Write out every entry precisely as given, leaving the pictures out.

◆ ◆ ◆ ◆

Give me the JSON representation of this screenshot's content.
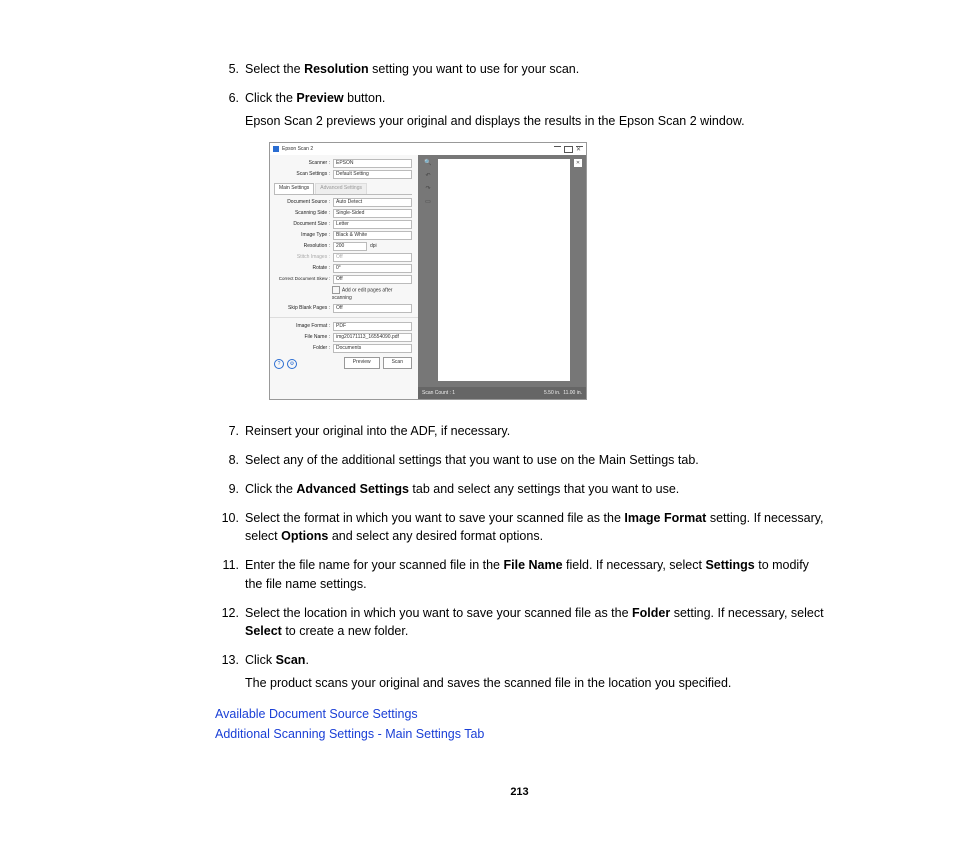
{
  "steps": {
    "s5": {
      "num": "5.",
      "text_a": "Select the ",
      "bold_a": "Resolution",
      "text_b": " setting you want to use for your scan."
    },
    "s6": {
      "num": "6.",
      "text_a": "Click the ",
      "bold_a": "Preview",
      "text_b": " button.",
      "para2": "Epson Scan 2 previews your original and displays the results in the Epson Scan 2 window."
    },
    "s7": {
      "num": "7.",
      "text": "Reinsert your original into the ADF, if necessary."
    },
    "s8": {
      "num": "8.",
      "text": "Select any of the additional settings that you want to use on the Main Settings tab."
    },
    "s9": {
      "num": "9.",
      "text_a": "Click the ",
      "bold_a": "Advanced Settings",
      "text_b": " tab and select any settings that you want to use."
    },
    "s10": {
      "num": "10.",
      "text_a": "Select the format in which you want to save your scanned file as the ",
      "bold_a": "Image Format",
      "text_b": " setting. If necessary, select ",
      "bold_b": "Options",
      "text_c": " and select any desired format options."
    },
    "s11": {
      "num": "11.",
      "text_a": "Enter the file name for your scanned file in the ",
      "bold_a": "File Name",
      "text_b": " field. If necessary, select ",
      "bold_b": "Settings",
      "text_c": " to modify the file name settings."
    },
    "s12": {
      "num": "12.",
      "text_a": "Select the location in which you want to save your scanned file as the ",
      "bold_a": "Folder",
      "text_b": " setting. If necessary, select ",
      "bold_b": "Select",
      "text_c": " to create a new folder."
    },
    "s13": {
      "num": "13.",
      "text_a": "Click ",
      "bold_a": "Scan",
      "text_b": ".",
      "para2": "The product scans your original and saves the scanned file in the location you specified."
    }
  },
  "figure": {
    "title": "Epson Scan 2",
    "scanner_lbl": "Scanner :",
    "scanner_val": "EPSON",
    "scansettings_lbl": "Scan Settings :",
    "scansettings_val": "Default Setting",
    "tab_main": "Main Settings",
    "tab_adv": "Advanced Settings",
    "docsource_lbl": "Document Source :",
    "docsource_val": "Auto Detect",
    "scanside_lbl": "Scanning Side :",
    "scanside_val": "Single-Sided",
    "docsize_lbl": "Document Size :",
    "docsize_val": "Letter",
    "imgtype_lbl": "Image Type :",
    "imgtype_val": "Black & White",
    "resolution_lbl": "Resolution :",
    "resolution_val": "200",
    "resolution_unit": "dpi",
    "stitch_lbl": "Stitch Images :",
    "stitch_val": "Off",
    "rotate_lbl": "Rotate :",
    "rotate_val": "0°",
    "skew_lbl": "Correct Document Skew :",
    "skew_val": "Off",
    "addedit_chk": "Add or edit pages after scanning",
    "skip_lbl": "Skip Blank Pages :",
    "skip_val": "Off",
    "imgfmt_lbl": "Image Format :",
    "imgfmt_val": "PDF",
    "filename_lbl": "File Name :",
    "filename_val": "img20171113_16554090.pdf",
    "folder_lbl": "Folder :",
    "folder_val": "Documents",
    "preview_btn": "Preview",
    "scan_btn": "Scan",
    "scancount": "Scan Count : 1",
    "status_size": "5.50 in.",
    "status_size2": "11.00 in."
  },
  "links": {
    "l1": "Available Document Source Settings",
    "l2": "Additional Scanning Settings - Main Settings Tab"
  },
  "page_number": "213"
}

◆ ◆ ◆ ◆

> [Result for this exercise]
Give me the JSON representation of this screenshot's content.
{
  "steps": {
    "s5": {
      "num": "5.",
      "text_a": "Select the ",
      "bold_a": "Resolution",
      "text_b": " setting you want to use for your scan."
    },
    "s6": {
      "num": "6.",
      "text_a": "Click the ",
      "bold_a": "Preview",
      "text_b": " button.",
      "para2": "Epson Scan 2 previews your original and displays the results in the Epson Scan 2 window."
    },
    "s7": {
      "num": "7.",
      "text": "Reinsert your original into the ADF, if necessary."
    },
    "s8": {
      "num": "8.",
      "text": "Select any of the additional settings that you want to use on the Main Settings tab."
    },
    "s9": {
      "num": "9.",
      "text_a": "Click the ",
      "bold_a": "Advanced Settings",
      "text_b": " tab and select any settings that you want to use."
    },
    "s10": {
      "num": "10.",
      "text_a": "Select the format in which you want to save your scanned file as the ",
      "bold_a": "Image Format",
      "text_b": " setting. If necessary, select ",
      "bold_b": "Options",
      "text_c": " and select any desired format options."
    },
    "s11": {
      "num": "11.",
      "text_a": "Enter the file name for your scanned file in the ",
      "bold_a": "File Name",
      "text_b": " field. If necessary, select ",
      "bold_b": "Settings",
      "text_c": " to modify the file name settings."
    },
    "s12": {
      "num": "12.",
      "text_a": "Select the location in which you want to save your scanned file as the ",
      "bold_a": "Folder",
      "text_b": " setting. If necessary, select ",
      "bold_b": "Select",
      "text_c": " to create a new folder."
    },
    "s13": {
      "num": "13.",
      "text_a": "Click ",
      "bold_a": "Scan",
      "text_b": ".",
      "para2": "The product scans your original and saves the scanned file in the location you specified."
    }
  },
  "figure": {
    "title": "Epson Scan 2",
    "scanner_lbl": "Scanner :",
    "scanner_val": "EPSON",
    "scansettings_lbl": "Scan Settings :",
    "scansettings_val": "Default Setting",
    "tab_main": "Main Settings",
    "tab_adv": "Advanced Settings",
    "docsource_lbl": "Document Source :",
    "docsource_val": "Auto Detect",
    "scanside_lbl": "Scanning Side :",
    "scanside_val": "Single-Sided",
    "docsize_lbl": "Document Size :",
    "docsize_val": "Letter",
    "imgtype_lbl": "Image Type :",
    "imgtype_val": "Black & White",
    "resolution_lbl": "Resolution :",
    "resolution_val": "200",
    "resolution_unit": "dpi",
    "stitch_lbl": "Stitch Images :",
    "stitch_val": "Off",
    "rotate_lbl": "Rotate :",
    "rotate_val": "0°",
    "skew_lbl": "Correct Document Skew :",
    "skew_val": "Off",
    "addedit_chk": "Add or edit pages after scanning",
    "skip_lbl": "Skip Blank Pages :",
    "skip_val": "Off",
    "imgfmt_lbl": "Image Format :",
    "imgfmt_val": "PDF",
    "filename_lbl": "File Name :",
    "filename_val": "img20171113_16554090.pdf",
    "folder_lbl": "Folder :",
    "folder_val": "Documents",
    "preview_btn": "Preview",
    "scan_btn": "Scan",
    "scancount": "Scan Count : 1",
    "status_size": "5.50 in.",
    "status_size2": "11.00 in."
  },
  "links": {
    "l1": "Available Document Source Settings",
    "l2": "Additional Scanning Settings - Main Settings Tab"
  },
  "page_number": "213"
}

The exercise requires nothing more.